Data shown:
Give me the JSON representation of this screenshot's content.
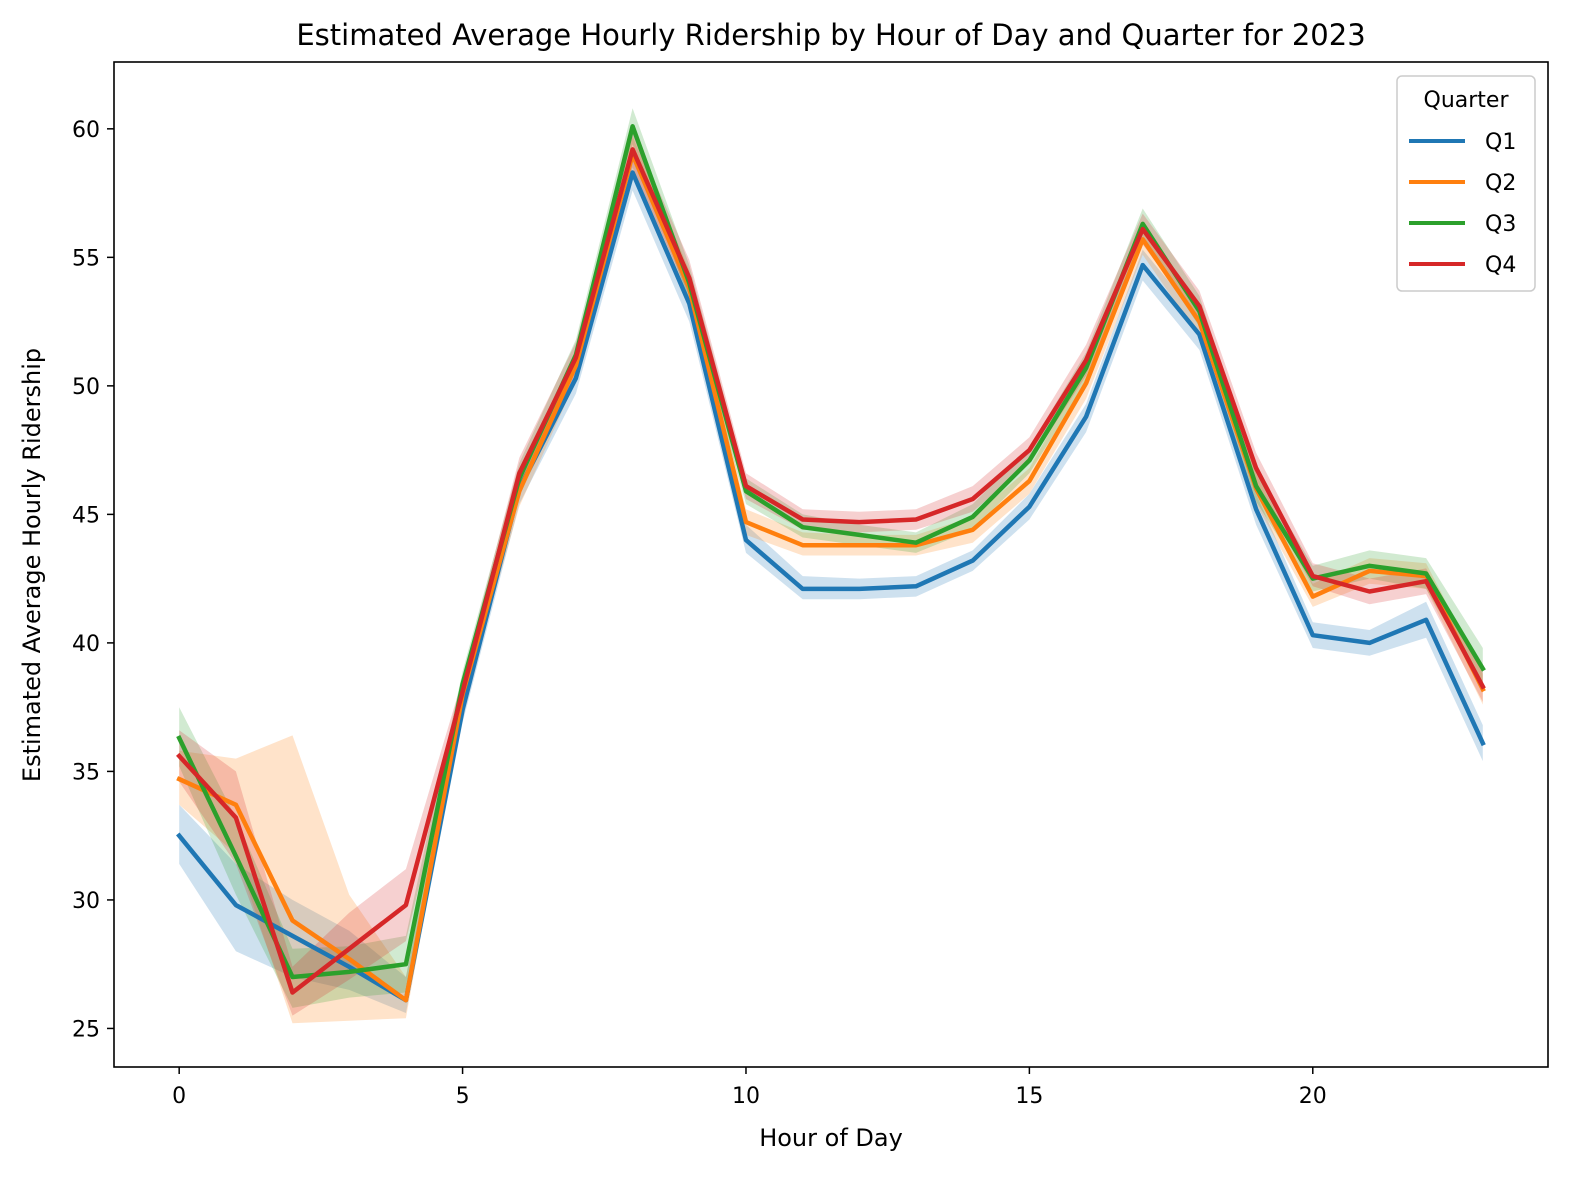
{
  "chart_data": {
    "type": "line",
    "title": "Estimated Average Hourly Ridership by Hour of Day and Quarter for 2023",
    "xlabel": "Hour of Day",
    "ylabel": "Estimated Average Hourly Ridership",
    "xlim": [
      -1.15,
      24.15
    ],
    "ylim": [
      23.5,
      62.6
    ],
    "xticks": [
      0,
      5,
      10,
      15,
      20
    ],
    "yticks": [
      25,
      30,
      35,
      40,
      45,
      50,
      55,
      60
    ],
    "grid": false,
    "legend": {
      "title": "Quarter",
      "position": "top-right"
    },
    "x": [
      0,
      1,
      2,
      3,
      4,
      5,
      6,
      7,
      8,
      9,
      10,
      11,
      12,
      13,
      14,
      15,
      16,
      17,
      18,
      19,
      20,
      21,
      22,
      23
    ],
    "series": [
      {
        "name": "Q1",
        "color": "#1f77b4",
        "values": [
          32.5,
          29.8,
          28.6,
          27.4,
          26.1,
          37.4,
          46.0,
          50.3,
          58.3,
          53.2,
          44.0,
          42.1,
          42.1,
          42.2,
          43.2,
          45.3,
          48.8,
          54.7,
          52.0,
          45.2,
          40.3,
          40.0,
          40.9,
          36.1
        ],
        "ci_lower": [
          31.4,
          28.0,
          27.0,
          26.5,
          25.6,
          36.9,
          45.4,
          49.7,
          57.6,
          52.5,
          43.5,
          41.7,
          41.7,
          41.8,
          42.8,
          44.8,
          48.2,
          54.1,
          51.4,
          44.6,
          39.8,
          39.5,
          40.2,
          35.4
        ],
        "ci_upper": [
          33.7,
          31.4,
          30.0,
          28.8,
          27.0,
          38.0,
          46.6,
          50.8,
          58.9,
          53.8,
          44.6,
          42.6,
          42.5,
          42.6,
          43.6,
          45.8,
          49.3,
          55.3,
          52.6,
          45.8,
          40.8,
          40.5,
          41.6,
          36.8
        ]
      },
      {
        "name": "Q2",
        "color": "#ff7f0e",
        "values": [
          34.7,
          33.7,
          29.2,
          27.7,
          26.1,
          38.0,
          45.9,
          50.8,
          59.0,
          53.8,
          44.7,
          43.8,
          43.8,
          43.8,
          44.4,
          46.3,
          50.1,
          55.7,
          52.5,
          46.0,
          41.8,
          42.8,
          42.6,
          38.2
        ],
        "ci_lower": [
          33.7,
          31.8,
          25.2,
          25.3,
          25.4,
          37.5,
          45.3,
          50.2,
          58.3,
          53.1,
          44.2,
          43.4,
          43.4,
          43.4,
          43.9,
          45.8,
          49.5,
          55.1,
          51.9,
          45.4,
          41.4,
          42.3,
          42.1,
          37.6
        ],
        "ci_upper": [
          35.8,
          35.5,
          36.4,
          30.2,
          27.0,
          38.6,
          46.5,
          51.4,
          59.7,
          54.5,
          45.2,
          44.3,
          44.2,
          44.2,
          44.9,
          46.8,
          50.7,
          56.3,
          53.1,
          46.6,
          42.3,
          43.3,
          43.1,
          38.8
        ]
      },
      {
        "name": "Q3",
        "color": "#2ca02c",
        "values": [
          36.3,
          31.7,
          27.0,
          27.2,
          27.5,
          38.4,
          46.4,
          51.2,
          60.1,
          54.0,
          45.9,
          44.5,
          44.2,
          43.9,
          44.9,
          47.1,
          50.7,
          56.3,
          52.9,
          46.1,
          42.5,
          43.0,
          42.7,
          39.0
        ],
        "ci_lower": [
          35.2,
          30.2,
          25.8,
          26.2,
          26.4,
          37.9,
          45.8,
          50.6,
          59.4,
          53.3,
          45.4,
          44.1,
          43.8,
          43.5,
          44.4,
          46.6,
          50.1,
          55.7,
          52.3,
          45.5,
          42.0,
          42.5,
          42.1,
          38.3
        ],
        "ci_upper": [
          37.5,
          33.2,
          28.1,
          28.2,
          28.6,
          38.9,
          47.0,
          51.8,
          60.8,
          54.7,
          46.4,
          45.0,
          44.6,
          44.3,
          45.4,
          47.6,
          51.3,
          56.9,
          53.5,
          46.7,
          43.0,
          43.6,
          43.3,
          39.8
        ]
      },
      {
        "name": "Q4",
        "color": "#d62728",
        "values": [
          35.6,
          33.2,
          26.4,
          28.1,
          29.8,
          38.1,
          46.6,
          51.1,
          59.2,
          54.2,
          46.1,
          44.8,
          44.7,
          44.8,
          45.6,
          47.5,
          51.0,
          56.1,
          53.1,
          46.8,
          42.6,
          42.0,
          42.4,
          38.3
        ],
        "ci_lower": [
          34.6,
          31.4,
          25.5,
          26.9,
          28.4,
          37.6,
          46.0,
          50.5,
          58.5,
          53.5,
          45.6,
          44.4,
          44.3,
          44.4,
          45.1,
          47.0,
          50.4,
          55.5,
          52.5,
          46.2,
          42.2,
          41.5,
          41.9,
          37.7
        ],
        "ci_upper": [
          36.6,
          35.0,
          27.4,
          29.5,
          31.2,
          38.6,
          47.2,
          51.7,
          59.9,
          54.9,
          46.6,
          45.2,
          45.1,
          45.2,
          46.1,
          48.0,
          51.6,
          56.7,
          53.7,
          47.4,
          43.1,
          42.5,
          42.9,
          38.9
        ]
      }
    ]
  }
}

Directions for this task: Repeat the material above word for word, please, apart from its images.

Answer to the task:
Give me the JSON representation of this screenshot's content.
{
  "chart_data": {
    "type": "line",
    "title": "Estimated Average Hourly Ridership by Hour of Day and Quarter for 2023",
    "xlabel": "Hour of Day",
    "ylabel": "Estimated Average Hourly Ridership",
    "xlim": [
      -1.15,
      24.15
    ],
    "ylim": [
      23.5,
      62.6
    ],
    "xticks": [
      0,
      5,
      10,
      15,
      20
    ],
    "yticks": [
      25,
      30,
      35,
      40,
      45,
      50,
      55,
      60
    ],
    "grid": false,
    "legend": {
      "title": "Quarter",
      "position": "top-right"
    },
    "x": [
      0,
      1,
      2,
      3,
      4,
      5,
      6,
      7,
      8,
      9,
      10,
      11,
      12,
      13,
      14,
      15,
      16,
      17,
      18,
      19,
      20,
      21,
      22,
      23
    ],
    "series": [
      {
        "name": "Q1",
        "color": "#1f77b4",
        "values": [
          32.5,
          29.8,
          28.6,
          27.4,
          26.1,
          37.4,
          46.0,
          50.3,
          58.3,
          53.2,
          44.0,
          42.1,
          42.1,
          42.2,
          43.2,
          45.3,
          48.8,
          54.7,
          52.0,
          45.2,
          40.3,
          40.0,
          40.9,
          36.1
        ],
        "ci_lower": [
          31.4,
          28.0,
          27.0,
          26.5,
          25.6,
          36.9,
          45.4,
          49.7,
          57.6,
          52.5,
          43.5,
          41.7,
          41.7,
          41.8,
          42.8,
          44.8,
          48.2,
          54.1,
          51.4,
          44.6,
          39.8,
          39.5,
          40.2,
          35.4
        ],
        "ci_upper": [
          33.7,
          31.4,
          30.0,
          28.8,
          27.0,
          38.0,
          46.6,
          50.8,
          58.9,
          53.8,
          44.6,
          42.6,
          42.5,
          42.6,
          43.6,
          45.8,
          49.3,
          55.3,
          52.6,
          45.8,
          40.8,
          40.5,
          41.6,
          36.8
        ]
      },
      {
        "name": "Q2",
        "color": "#ff7f0e",
        "values": [
          34.7,
          33.7,
          29.2,
          27.7,
          26.1,
          38.0,
          45.9,
          50.8,
          59.0,
          53.8,
          44.7,
          43.8,
          43.8,
          43.8,
          44.4,
          46.3,
          50.1,
          55.7,
          52.5,
          46.0,
          41.8,
          42.8,
          42.6,
          38.2
        ],
        "ci_lower": [
          33.7,
          31.8,
          25.2,
          25.3,
          25.4,
          37.5,
          45.3,
          50.2,
          58.3,
          53.1,
          44.2,
          43.4,
          43.4,
          43.4,
          43.9,
          45.8,
          49.5,
          55.1,
          51.9,
          45.4,
          41.4,
          42.3,
          42.1,
          37.6
        ],
        "ci_upper": [
          35.8,
          35.5,
          36.4,
          30.2,
          27.0,
          38.6,
          46.5,
          51.4,
          59.7,
          54.5,
          45.2,
          44.3,
          44.2,
          44.2,
          44.9,
          46.8,
          50.7,
          56.3,
          53.1,
          46.6,
          42.3,
          43.3,
          43.1,
          38.8
        ]
      },
      {
        "name": "Q3",
        "color": "#2ca02c",
        "values": [
          36.3,
          31.7,
          27.0,
          27.2,
          27.5,
          38.4,
          46.4,
          51.2,
          60.1,
          54.0,
          45.9,
          44.5,
          44.2,
          43.9,
          44.9,
          47.1,
          50.7,
          56.3,
          52.9,
          46.1,
          42.5,
          43.0,
          42.7,
          39.0
        ],
        "ci_lower": [
          35.2,
          30.2,
          25.8,
          26.2,
          26.4,
          37.9,
          45.8,
          50.6,
          59.4,
          53.3,
          45.4,
          44.1,
          43.8,
          43.5,
          44.4,
          46.6,
          50.1,
          55.7,
          52.3,
          45.5,
          42.0,
          42.5,
          42.1,
          38.3
        ],
        "ci_upper": [
          37.5,
          33.2,
          28.1,
          28.2,
          28.6,
          38.9,
          47.0,
          51.8,
          60.8,
          54.7,
          46.4,
          45.0,
          44.6,
          44.3,
          45.4,
          47.6,
          51.3,
          56.9,
          53.5,
          46.7,
          43.0,
          43.6,
          43.3,
          39.8
        ]
      },
      {
        "name": "Q4",
        "color": "#d62728",
        "values": [
          35.6,
          33.2,
          26.4,
          28.1,
          29.8,
          38.1,
          46.6,
          51.1,
          59.2,
          54.2,
          46.1,
          44.8,
          44.7,
          44.8,
          45.6,
          47.5,
          51.0,
          56.1,
          53.1,
          46.8,
          42.6,
          42.0,
          42.4,
          38.3
        ],
        "ci_lower": [
          34.6,
          31.4,
          25.5,
          26.9,
          28.4,
          37.6,
          46.0,
          50.5,
          58.5,
          53.5,
          45.6,
          44.4,
          44.3,
          44.4,
          45.1,
          47.0,
          50.4,
          55.5,
          52.5,
          46.2,
          42.2,
          41.5,
          41.9,
          37.7
        ],
        "ci_upper": [
          36.6,
          35.0,
          27.4,
          29.5,
          31.2,
          38.6,
          47.2,
          51.7,
          59.9,
          54.9,
          46.6,
          45.2,
          45.1,
          45.2,
          46.1,
          48.0,
          51.6,
          56.7,
          53.7,
          47.4,
          43.1,
          42.5,
          42.9,
          38.9
        ]
      }
    ]
  }
}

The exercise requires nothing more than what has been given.